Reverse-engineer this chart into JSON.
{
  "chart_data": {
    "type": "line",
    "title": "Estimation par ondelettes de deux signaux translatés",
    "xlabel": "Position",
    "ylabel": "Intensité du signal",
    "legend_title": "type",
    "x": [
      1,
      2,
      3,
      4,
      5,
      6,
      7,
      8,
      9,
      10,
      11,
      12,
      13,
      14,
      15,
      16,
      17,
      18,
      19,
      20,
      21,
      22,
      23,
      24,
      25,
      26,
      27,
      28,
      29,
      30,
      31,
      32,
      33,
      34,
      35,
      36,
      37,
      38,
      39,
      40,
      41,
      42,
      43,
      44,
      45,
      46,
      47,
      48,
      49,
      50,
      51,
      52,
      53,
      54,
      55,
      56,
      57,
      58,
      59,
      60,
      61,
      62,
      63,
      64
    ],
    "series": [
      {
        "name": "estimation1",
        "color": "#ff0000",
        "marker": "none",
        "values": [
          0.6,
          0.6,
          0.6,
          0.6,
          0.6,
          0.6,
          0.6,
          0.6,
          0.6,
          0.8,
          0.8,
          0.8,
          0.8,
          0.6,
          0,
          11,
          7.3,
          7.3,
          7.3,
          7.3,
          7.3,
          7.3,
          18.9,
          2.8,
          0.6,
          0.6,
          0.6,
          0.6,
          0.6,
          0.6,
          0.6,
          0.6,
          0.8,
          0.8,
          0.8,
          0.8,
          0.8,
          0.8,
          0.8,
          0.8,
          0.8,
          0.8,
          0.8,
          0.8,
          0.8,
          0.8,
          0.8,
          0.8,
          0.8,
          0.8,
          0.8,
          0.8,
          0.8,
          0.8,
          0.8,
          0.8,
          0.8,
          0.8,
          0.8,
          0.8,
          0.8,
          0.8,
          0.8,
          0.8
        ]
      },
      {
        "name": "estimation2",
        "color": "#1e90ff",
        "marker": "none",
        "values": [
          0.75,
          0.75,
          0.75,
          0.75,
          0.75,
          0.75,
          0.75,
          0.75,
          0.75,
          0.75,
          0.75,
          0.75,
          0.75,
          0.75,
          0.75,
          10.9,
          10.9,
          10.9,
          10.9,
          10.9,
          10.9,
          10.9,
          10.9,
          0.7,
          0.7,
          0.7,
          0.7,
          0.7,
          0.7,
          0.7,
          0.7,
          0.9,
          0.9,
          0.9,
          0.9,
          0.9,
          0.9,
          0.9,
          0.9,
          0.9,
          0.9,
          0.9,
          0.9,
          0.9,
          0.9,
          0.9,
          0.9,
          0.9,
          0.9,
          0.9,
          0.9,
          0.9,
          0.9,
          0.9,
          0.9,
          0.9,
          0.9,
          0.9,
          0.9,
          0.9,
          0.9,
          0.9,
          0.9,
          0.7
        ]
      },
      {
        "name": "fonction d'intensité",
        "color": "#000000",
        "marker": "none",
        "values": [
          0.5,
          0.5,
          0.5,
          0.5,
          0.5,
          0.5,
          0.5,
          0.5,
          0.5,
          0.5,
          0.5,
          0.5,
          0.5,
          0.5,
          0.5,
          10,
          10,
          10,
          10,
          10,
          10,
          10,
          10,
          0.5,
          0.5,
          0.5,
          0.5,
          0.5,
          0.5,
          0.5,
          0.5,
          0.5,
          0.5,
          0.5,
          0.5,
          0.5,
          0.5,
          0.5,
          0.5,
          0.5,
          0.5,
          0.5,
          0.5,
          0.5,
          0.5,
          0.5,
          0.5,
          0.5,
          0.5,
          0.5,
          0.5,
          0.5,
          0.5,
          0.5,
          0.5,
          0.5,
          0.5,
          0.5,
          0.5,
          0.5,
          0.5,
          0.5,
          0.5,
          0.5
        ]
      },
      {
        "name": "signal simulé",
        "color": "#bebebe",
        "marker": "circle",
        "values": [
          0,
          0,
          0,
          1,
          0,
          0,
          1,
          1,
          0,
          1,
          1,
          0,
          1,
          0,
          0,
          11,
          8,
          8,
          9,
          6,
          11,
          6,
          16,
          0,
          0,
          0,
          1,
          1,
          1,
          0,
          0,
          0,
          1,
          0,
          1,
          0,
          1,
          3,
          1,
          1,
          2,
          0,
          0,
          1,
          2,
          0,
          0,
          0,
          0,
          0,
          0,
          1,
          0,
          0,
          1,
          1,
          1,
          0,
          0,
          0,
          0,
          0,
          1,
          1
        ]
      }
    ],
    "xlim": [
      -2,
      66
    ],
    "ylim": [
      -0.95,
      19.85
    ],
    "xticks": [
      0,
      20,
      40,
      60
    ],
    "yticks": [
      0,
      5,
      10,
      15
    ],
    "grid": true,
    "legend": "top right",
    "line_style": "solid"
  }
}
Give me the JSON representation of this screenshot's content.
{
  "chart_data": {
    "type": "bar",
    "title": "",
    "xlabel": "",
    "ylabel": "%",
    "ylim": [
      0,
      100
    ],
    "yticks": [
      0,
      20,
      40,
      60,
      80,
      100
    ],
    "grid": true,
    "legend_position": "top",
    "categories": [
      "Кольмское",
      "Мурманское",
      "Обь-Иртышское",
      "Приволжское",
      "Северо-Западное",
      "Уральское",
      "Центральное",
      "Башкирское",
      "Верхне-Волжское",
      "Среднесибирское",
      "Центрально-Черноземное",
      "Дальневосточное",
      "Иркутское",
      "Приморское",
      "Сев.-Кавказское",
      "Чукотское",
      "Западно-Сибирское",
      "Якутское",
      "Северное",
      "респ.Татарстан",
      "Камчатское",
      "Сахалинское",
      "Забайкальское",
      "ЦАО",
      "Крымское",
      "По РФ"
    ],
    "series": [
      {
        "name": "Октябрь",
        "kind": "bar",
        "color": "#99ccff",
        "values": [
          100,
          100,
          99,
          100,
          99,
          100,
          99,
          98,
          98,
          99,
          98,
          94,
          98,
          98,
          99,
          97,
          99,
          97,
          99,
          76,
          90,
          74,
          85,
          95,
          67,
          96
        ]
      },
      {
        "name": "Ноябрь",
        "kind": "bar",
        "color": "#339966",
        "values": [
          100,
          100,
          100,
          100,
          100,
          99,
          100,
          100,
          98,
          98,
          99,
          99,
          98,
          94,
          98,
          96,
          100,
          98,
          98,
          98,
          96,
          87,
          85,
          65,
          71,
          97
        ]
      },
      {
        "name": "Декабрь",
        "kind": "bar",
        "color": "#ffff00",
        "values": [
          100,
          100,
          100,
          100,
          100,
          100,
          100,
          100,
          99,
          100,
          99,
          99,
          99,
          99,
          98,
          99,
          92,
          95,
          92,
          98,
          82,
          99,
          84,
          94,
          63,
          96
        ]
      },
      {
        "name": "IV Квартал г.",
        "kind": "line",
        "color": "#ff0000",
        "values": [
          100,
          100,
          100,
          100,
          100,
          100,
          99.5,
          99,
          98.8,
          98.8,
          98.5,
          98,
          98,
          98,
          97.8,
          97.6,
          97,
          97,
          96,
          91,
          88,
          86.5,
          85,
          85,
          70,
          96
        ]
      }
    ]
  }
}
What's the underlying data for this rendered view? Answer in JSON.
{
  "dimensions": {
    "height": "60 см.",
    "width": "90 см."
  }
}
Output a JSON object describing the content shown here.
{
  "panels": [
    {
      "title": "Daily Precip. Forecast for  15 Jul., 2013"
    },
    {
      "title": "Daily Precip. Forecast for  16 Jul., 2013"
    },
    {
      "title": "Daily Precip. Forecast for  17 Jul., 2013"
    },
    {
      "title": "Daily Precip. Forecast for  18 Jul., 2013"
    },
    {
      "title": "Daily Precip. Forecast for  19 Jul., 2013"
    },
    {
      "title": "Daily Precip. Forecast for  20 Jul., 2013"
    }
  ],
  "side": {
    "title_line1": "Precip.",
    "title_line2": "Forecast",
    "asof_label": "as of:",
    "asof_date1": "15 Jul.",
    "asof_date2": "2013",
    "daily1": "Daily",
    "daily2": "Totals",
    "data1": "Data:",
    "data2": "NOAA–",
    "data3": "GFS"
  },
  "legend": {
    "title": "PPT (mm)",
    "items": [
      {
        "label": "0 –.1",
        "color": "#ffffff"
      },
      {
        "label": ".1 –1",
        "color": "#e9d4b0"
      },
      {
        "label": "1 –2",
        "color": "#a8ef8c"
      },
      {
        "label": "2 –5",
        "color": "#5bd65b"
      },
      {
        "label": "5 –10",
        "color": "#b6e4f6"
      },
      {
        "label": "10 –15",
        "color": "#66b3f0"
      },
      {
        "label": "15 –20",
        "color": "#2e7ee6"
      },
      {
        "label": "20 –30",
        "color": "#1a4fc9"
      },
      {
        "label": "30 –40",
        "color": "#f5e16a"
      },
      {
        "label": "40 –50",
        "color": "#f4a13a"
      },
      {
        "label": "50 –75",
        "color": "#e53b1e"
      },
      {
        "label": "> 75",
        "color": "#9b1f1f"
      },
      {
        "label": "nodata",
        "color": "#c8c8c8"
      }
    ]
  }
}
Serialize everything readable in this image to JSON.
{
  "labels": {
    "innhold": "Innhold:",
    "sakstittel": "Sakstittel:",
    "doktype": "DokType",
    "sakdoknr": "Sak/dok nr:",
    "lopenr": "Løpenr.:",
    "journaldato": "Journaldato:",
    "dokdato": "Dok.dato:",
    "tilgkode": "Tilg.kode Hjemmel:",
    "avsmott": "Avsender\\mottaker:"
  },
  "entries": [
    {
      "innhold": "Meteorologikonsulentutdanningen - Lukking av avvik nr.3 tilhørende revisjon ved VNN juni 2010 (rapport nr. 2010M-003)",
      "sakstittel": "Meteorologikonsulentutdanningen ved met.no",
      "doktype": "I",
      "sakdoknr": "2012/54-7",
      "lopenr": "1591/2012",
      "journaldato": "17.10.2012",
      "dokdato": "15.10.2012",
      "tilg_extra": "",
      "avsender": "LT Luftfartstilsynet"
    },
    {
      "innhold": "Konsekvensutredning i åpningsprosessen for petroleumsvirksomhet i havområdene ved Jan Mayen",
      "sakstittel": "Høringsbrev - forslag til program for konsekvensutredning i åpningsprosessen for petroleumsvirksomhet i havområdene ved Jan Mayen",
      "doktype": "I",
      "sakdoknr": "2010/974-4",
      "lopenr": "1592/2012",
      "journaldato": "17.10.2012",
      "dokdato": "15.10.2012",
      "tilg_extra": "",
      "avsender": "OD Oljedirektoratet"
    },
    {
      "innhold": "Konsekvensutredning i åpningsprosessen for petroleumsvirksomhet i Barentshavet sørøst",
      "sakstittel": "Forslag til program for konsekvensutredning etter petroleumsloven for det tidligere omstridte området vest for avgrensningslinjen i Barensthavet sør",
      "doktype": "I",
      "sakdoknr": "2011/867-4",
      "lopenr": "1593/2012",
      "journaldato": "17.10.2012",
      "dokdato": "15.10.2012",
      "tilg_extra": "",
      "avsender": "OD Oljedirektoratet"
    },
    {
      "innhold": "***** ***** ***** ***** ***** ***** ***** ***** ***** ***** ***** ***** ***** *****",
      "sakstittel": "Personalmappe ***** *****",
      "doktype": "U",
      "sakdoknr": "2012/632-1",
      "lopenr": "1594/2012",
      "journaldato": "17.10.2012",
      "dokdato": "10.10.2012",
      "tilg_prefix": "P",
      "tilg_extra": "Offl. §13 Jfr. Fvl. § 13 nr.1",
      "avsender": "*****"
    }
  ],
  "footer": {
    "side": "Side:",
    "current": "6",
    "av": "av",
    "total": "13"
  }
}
───
▸ STATED TASK
Tally how many lines of the material contain the word "program". The answer must be the number and nothing else.

▸ TASK SOLUTION
2